— Begin Document passage —

This divide is rife with passion, territoriality and misunderstanding. It has delayed tapeouts, created errors and inefficiencies that take time and effort to fix, and it has made chip development much harder than it should be. The solution in the past has been to give each side tools that at least recognize the other’s contribution, but the debate continues about whether common ground can ever be firmly established between hardware and software engineers.

Chris Rowen, fellow and CTO of the IP Group at Cadence, believes it not only can be done, but must be done. Because of the rising cost of adding any new feature, getting it wrong the first time and then having to fix it, these two worlds need to be bridged much more effectively.

“This is particularly true in chip design, but a lot of it is also true even in more malleable things like building boards or FPGAs,” Rowen said. “The hardware guys sort of have to say, ‘Well, if I have to do it once, it has to be perfectly right. It’s going to cost me a lot of money to prototype it, and to test any one version of it so I’m going to have to be both very careful and rather general in what I do. I’m going to be measured on some metrics like square millimeters, milliwatts, manufacturing dollars — these sorts of implementation costs.’ It’s not entirely true because after all, software costs storage, and there are constraints there, as well. But usually it’s the hardware guy who directly faces those constraints and the hardware guy who faces the death penalty if they get it wrong. There is a lot at stake and it makes them careful paranoids.”

Software engineers, on the other hand, usually work in a much more malleable environment. “Short of designing something for the Space Shuttle, there is a sense that you can be continuously prototyping,” he said. “You can make a change in minutes. If you have to send out a patch to the field, it’s not the end of the world. You can have a much softer approach to the quality issues, and a much greater premium is put on innovation and building truly complex systems rather quickly. These things then echo through all the other issues that you deal with in terms of reuse, decision-making in the process, and what the metrics are of a better design. To hardware guys a better design is something that is smaller, faster in some very generic terms like megahertz, and higher quality as measured by the absence of bugs or a very long interval between when you have to revise it. But they also are building it on top of something of a moving platform because for their metrics, cost and speed up, those are going to change every two years as new underlying semiconductor technologies come along. So they know they have a revision cycle, but their revision cycle is measured in years, whereas the software guy says, ‘How many builds did you get done today?’”

This is exacerbated by the divide-and-conquer approach to design, which is as true in software as in hardware. Simon Davidmann, CEO of Imperas Software, observed that all too often software engineers have focused down at the point level for a little bit of what the software does, and they don’t see it as part of the whole system.

“An example of that view is the way they do testing,” he said. “If you look at the way people do stuff around a GUI, for example, they’ll do unit testing where the whole methodology is continuous integration and testing. In the Java world they do JUnit testing. As they compile something, it gets run against some tests. In each module, they build a little test harness, which tests that module. So they have this concept of unit testing, and whenever you check anything in, it goes off and does that. But what I’ve found is they don’t really do system-level testing. An example of that is stuff with a GUI. They don’t build into the design a way of automating the testing of the GUI, so they end up with people having to push buttons on simulations of it, or the product, or whatever physical manifestations of it.”

— End Document passage —
— Begin Data —

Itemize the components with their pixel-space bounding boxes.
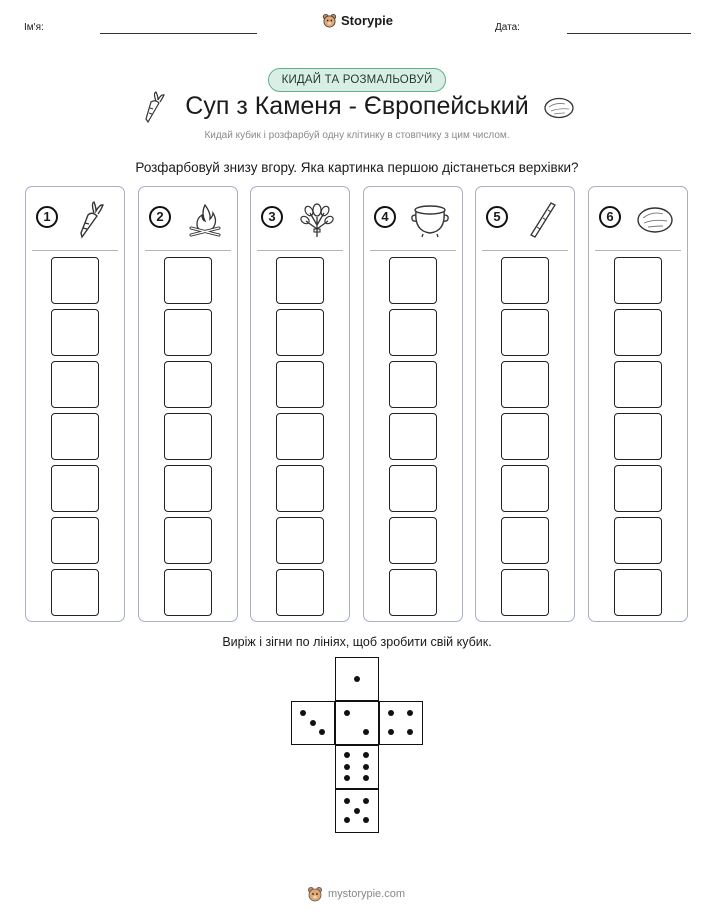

— End Data —

[Task list]
- 1) Write out the passage on the hardware-software divide between "This divide is" and "much more effectively.", inclusive.
- 2) How would you sum up the passage on the hardware-software divide in three sentences?

[Answers per task]
- 1)
This divide is rife with passion, territoriality and misunderstanding. It has delayed tapeouts, created errors and inefficiencies that take time and effort to fix, and it has made chip development much harder than it should be. The solution in the past has been to give each side tools that at least recognize the other’s contribution, but the debate continues about whether common ground can ever be firmly established between hardware and software engineers.

Chris Rowen, fellow and CTO of the IP Group at Cadence, believes it not only can be done, but must be done. Because of the rising cost of adding any new feature, getting it wrong the first time and then having to fix it, these two worlds need to be bridged much more effectively.

- 2) Chris Rowen of Cadence argues that the hardware and software worlds must be bridged much more effectively, since hardware engineers face high costs and serious consequences if they get a design wrong and so must be very careful. Software engineers, by contrast, work in a malleable environment where changes take minutes, a patch is not the end of the world, and innovation is prized. Simon Davidmann of Imperas Software adds that software engineers often focus on one small part rather than the whole system, doing unit testing but not system-level testing.